Extracted data
** Start **
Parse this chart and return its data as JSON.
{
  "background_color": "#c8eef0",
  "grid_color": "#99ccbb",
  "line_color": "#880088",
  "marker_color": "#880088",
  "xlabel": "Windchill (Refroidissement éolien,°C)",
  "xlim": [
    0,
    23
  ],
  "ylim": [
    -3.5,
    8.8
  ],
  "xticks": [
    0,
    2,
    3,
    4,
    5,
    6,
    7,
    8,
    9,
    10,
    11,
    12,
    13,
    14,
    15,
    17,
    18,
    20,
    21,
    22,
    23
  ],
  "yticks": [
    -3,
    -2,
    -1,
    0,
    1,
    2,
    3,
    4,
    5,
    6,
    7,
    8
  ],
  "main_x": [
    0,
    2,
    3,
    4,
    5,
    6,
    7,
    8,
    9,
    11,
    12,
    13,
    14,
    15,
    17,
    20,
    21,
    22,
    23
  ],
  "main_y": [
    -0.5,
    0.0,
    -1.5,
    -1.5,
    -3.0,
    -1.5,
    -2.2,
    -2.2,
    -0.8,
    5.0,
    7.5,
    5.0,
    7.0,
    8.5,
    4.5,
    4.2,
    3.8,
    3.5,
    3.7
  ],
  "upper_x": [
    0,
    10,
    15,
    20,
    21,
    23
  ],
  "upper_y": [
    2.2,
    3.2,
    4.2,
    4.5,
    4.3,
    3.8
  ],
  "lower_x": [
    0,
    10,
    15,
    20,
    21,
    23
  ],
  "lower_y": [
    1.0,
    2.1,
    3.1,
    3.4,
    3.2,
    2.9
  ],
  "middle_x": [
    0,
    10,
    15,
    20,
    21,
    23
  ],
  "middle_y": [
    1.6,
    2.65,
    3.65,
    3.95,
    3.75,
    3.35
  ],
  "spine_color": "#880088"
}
** End **
** Start **
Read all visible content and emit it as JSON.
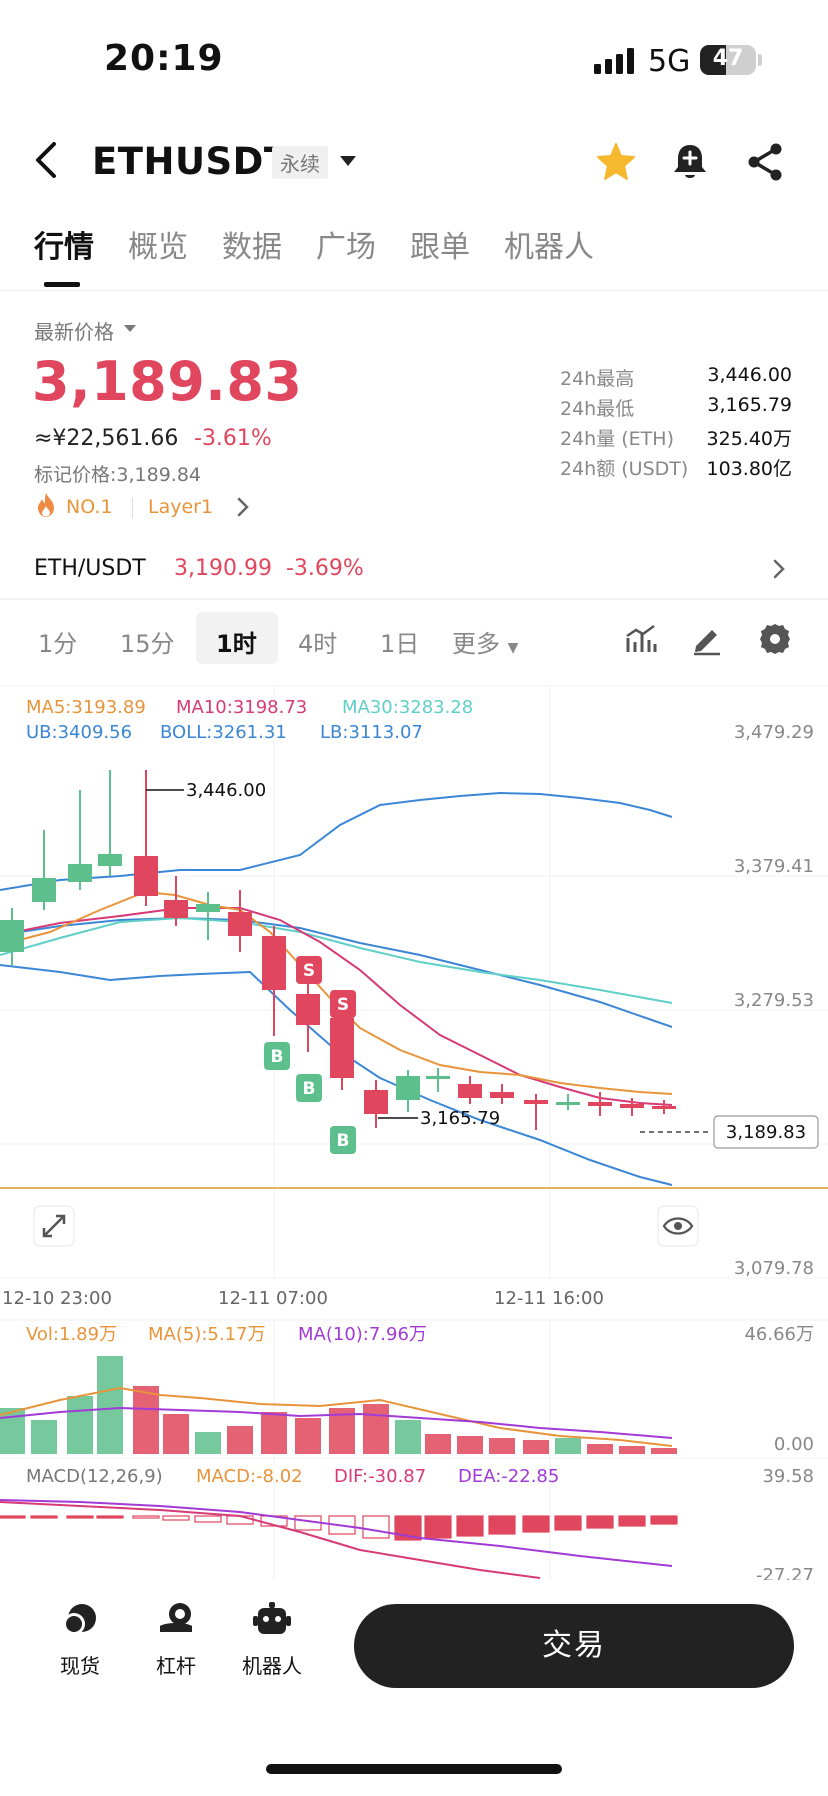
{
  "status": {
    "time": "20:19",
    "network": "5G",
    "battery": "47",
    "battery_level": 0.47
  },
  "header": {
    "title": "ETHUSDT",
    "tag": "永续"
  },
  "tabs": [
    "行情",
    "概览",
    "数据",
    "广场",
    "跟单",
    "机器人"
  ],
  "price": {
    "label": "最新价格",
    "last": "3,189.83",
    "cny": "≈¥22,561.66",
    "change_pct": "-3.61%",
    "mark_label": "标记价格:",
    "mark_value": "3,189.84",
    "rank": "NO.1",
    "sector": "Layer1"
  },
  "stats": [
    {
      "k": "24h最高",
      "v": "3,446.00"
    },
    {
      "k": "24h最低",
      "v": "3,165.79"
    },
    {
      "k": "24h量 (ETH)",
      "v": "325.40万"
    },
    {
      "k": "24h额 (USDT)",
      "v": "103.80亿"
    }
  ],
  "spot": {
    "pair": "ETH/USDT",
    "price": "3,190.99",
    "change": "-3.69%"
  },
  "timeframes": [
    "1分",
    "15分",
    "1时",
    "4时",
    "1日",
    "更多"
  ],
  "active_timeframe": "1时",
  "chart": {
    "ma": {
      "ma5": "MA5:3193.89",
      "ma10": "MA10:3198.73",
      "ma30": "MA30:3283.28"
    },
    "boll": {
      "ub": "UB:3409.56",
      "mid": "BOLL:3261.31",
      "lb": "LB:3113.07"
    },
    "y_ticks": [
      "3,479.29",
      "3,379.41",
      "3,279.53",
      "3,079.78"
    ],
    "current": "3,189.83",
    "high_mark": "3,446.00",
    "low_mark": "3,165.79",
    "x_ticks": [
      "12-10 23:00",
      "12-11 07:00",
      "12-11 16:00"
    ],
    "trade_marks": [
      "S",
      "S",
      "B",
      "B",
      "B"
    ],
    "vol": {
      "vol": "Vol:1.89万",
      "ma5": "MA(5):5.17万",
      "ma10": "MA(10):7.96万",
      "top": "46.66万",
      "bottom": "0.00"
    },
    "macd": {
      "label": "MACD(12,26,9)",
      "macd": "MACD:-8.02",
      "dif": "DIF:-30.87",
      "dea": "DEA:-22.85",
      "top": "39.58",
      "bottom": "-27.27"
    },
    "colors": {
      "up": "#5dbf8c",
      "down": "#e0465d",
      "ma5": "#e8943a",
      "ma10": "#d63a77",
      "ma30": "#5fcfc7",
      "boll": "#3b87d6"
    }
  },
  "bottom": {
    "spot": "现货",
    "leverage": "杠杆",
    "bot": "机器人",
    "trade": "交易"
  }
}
** End **
Goal
Look over the material above and show each line where "JSON" appears.

Response
Parse this chart and return its data as JSON.
Read all visible content and emit it as JSON.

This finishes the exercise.